_Problem description:_
Scan the material and copy every line in which "mass" appears.

_Data for the task:_
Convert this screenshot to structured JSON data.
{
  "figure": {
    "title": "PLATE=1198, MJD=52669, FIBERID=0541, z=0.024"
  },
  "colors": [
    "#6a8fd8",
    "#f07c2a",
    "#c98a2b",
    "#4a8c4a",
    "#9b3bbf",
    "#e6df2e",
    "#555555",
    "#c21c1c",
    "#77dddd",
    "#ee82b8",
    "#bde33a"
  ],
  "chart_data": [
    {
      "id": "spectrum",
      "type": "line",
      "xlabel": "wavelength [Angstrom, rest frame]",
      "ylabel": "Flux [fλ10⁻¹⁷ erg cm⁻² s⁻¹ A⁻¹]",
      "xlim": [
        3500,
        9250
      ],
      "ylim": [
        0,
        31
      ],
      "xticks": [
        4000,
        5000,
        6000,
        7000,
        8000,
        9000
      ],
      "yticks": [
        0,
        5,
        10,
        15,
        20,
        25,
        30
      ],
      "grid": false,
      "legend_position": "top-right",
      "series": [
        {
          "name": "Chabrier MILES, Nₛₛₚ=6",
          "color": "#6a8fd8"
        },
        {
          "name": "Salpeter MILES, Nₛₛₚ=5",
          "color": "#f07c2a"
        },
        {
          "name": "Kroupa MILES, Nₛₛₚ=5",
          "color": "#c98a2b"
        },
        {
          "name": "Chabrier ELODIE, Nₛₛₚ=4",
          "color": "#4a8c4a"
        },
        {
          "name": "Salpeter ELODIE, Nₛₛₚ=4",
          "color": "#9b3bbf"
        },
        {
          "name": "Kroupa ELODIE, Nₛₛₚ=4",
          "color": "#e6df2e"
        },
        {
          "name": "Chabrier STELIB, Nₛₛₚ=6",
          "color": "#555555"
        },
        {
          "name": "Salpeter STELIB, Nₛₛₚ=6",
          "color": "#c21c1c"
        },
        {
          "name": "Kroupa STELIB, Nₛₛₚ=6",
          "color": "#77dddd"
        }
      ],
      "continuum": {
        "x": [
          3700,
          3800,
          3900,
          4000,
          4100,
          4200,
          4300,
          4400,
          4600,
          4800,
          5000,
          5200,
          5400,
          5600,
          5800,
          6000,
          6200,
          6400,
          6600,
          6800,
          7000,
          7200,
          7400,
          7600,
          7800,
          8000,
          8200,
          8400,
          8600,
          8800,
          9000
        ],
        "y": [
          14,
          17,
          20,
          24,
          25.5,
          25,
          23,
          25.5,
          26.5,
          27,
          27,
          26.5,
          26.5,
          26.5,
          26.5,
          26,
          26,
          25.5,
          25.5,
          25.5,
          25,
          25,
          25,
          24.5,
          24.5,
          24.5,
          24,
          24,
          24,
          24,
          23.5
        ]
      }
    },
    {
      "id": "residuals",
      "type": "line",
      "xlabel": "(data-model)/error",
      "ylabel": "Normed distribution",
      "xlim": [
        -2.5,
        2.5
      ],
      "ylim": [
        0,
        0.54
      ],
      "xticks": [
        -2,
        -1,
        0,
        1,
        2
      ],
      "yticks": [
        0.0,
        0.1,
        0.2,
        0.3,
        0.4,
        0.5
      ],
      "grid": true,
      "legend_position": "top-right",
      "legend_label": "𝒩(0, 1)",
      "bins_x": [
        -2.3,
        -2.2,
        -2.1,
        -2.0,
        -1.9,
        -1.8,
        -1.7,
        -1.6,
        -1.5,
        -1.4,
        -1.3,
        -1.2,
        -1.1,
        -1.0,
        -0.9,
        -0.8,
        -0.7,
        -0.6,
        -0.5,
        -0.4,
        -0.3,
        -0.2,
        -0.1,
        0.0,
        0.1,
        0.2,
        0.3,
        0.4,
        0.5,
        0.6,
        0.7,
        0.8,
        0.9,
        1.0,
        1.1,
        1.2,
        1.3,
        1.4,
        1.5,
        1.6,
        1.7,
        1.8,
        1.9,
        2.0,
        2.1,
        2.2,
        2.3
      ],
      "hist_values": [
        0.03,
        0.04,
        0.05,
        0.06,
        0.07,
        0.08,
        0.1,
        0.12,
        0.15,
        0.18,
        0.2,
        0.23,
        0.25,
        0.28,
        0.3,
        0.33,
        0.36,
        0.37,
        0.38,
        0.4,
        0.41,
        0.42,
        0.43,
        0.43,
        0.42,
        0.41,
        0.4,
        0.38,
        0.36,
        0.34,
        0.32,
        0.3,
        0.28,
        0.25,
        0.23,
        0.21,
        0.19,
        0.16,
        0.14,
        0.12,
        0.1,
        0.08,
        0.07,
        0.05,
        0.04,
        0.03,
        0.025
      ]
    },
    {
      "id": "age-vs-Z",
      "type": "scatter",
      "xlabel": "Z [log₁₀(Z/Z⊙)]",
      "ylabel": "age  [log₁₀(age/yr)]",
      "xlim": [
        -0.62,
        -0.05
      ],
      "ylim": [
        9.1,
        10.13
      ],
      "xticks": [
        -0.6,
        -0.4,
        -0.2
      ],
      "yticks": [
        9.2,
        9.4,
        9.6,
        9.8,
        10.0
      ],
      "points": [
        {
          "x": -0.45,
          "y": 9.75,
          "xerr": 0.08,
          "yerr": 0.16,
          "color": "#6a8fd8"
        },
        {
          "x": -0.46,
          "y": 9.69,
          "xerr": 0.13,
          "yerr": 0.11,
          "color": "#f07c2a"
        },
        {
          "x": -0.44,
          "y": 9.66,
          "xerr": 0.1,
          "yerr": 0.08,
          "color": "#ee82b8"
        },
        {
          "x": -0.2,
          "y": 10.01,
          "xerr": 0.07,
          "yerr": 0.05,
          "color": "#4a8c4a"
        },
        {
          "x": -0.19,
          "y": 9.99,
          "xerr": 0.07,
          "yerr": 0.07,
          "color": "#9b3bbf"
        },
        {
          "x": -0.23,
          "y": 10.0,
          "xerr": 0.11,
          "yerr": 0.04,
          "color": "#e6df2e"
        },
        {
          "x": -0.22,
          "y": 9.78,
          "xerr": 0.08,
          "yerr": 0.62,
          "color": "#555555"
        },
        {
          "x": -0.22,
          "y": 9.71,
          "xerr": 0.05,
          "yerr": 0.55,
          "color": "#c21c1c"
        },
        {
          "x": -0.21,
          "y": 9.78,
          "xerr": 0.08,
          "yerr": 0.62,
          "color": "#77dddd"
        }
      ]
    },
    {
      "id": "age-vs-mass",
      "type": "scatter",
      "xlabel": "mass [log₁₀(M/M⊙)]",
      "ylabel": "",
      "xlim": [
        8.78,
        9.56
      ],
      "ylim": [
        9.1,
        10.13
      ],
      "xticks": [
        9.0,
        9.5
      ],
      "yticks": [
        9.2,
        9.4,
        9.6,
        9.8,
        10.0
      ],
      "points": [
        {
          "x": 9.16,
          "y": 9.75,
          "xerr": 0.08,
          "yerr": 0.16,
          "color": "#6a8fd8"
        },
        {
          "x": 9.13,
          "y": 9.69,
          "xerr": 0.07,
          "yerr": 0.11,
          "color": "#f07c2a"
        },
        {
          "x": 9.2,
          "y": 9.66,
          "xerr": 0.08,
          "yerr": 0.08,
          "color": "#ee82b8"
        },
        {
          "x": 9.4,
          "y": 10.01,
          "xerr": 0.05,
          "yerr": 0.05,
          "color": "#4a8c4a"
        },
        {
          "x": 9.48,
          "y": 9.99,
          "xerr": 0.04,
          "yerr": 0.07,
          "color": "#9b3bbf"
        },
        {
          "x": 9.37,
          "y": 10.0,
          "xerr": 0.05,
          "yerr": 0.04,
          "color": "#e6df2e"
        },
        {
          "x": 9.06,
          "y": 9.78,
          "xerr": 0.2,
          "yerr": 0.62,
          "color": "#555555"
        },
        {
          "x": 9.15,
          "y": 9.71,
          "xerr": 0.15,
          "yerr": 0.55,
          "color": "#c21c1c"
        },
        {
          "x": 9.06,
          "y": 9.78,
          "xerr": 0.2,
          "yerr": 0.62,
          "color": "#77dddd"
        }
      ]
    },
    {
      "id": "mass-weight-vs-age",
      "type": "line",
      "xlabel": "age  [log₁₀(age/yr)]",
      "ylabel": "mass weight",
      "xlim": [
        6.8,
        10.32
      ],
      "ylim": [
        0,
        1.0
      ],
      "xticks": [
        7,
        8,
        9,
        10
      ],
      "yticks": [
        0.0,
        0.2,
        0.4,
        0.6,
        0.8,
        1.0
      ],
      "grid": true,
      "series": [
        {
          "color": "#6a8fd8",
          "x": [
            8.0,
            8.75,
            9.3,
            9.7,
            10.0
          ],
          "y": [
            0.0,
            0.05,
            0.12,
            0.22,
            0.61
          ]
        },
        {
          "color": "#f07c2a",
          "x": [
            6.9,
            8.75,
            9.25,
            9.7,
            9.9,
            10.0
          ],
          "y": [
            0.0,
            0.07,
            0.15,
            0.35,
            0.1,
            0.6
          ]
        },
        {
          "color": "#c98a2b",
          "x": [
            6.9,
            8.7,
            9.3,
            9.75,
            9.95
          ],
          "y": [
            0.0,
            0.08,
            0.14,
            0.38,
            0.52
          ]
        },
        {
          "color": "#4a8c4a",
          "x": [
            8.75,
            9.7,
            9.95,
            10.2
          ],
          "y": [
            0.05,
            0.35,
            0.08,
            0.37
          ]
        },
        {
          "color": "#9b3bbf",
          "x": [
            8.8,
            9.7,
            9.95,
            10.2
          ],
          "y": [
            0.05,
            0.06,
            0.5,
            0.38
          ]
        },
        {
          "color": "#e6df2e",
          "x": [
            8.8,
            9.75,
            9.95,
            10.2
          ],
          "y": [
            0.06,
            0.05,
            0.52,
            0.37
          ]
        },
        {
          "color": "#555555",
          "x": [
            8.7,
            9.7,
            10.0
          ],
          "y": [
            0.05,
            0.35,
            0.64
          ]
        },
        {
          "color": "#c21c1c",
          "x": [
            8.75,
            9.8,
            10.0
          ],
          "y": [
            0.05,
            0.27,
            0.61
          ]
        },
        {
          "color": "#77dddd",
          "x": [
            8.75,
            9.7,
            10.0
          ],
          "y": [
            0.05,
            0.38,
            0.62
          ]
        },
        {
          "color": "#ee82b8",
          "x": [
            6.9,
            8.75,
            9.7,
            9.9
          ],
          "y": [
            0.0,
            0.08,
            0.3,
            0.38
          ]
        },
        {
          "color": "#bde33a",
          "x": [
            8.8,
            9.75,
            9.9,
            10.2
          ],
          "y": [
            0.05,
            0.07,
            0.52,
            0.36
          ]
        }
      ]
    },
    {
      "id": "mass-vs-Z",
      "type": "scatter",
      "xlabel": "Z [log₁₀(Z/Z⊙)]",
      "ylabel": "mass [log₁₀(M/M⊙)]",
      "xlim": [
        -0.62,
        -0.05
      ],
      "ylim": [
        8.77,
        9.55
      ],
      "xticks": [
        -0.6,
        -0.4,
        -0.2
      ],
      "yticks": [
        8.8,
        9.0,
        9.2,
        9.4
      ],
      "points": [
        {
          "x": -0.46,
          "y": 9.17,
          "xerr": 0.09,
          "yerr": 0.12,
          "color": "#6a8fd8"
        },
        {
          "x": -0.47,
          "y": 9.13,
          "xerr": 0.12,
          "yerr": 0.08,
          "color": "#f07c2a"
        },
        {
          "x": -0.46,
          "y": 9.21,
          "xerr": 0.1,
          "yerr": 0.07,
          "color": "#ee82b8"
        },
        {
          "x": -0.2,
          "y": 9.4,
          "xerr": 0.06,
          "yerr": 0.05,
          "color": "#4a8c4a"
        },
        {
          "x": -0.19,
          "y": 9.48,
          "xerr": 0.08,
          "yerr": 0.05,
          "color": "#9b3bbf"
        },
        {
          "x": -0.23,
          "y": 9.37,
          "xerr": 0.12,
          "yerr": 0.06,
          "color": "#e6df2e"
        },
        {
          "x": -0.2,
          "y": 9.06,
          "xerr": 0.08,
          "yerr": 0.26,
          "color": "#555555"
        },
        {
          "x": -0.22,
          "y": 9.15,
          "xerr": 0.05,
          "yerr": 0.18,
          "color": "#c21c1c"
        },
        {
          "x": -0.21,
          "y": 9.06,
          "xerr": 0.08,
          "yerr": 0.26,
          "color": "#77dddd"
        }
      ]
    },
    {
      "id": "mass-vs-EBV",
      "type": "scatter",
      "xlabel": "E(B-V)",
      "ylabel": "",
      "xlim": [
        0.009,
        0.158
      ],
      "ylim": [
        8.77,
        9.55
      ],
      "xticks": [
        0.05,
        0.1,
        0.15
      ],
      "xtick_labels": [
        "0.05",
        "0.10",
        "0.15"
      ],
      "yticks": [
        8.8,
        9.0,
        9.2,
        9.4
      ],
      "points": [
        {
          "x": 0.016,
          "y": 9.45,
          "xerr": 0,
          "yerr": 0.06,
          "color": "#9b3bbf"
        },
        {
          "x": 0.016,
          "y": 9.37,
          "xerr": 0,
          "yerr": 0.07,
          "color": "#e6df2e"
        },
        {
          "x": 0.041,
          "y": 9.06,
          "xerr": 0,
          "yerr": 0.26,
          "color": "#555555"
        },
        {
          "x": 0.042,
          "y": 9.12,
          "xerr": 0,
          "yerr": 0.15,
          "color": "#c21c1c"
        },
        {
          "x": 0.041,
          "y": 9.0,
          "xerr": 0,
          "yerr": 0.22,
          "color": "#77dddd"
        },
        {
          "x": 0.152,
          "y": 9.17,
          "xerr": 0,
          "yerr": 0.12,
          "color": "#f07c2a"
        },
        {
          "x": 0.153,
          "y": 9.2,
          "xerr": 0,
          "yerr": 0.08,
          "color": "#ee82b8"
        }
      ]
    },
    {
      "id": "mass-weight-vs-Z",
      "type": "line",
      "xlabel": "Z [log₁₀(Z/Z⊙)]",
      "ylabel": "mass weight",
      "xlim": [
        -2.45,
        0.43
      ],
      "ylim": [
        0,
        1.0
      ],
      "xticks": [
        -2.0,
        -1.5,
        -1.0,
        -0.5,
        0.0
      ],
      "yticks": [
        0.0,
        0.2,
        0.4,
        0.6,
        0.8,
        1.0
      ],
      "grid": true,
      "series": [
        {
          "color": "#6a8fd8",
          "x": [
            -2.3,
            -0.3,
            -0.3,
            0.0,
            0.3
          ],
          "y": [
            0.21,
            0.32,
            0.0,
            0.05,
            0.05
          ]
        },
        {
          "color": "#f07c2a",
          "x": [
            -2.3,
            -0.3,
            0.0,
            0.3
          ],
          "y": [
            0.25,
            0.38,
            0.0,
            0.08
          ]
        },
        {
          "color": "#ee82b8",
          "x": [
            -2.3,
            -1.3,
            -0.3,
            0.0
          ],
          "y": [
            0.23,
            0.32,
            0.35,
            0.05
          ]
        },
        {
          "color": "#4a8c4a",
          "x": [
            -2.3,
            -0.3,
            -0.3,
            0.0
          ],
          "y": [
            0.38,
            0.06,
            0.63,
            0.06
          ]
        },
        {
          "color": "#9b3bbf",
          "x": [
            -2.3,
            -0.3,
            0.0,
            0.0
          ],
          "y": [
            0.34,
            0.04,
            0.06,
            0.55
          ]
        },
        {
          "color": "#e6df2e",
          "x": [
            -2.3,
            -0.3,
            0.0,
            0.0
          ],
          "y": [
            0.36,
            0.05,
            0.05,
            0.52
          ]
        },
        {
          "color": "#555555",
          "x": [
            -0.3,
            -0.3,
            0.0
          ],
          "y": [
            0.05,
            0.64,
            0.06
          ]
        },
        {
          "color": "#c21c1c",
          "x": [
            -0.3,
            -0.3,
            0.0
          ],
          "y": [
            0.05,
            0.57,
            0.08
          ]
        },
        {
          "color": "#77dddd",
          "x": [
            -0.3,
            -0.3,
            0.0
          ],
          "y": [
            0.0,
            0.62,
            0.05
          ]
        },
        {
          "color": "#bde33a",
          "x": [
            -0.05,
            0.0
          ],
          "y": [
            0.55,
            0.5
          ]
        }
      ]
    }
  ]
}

_Response to the exercise:_
      "id": "age-vs-mass",
      "xlabel": "mass [log₁₀(M/M⊙)]",
      "id": "mass-weight-vs-age",
      "ylabel": "mass weight",
      "id": "mass-vs-Z",
      "ylabel": "mass [log₁₀(M/M⊙)]",
      "id": "mass-vs-EBV",
      "id": "mass-weight-vs-Z",
      "ylabel": "mass weight",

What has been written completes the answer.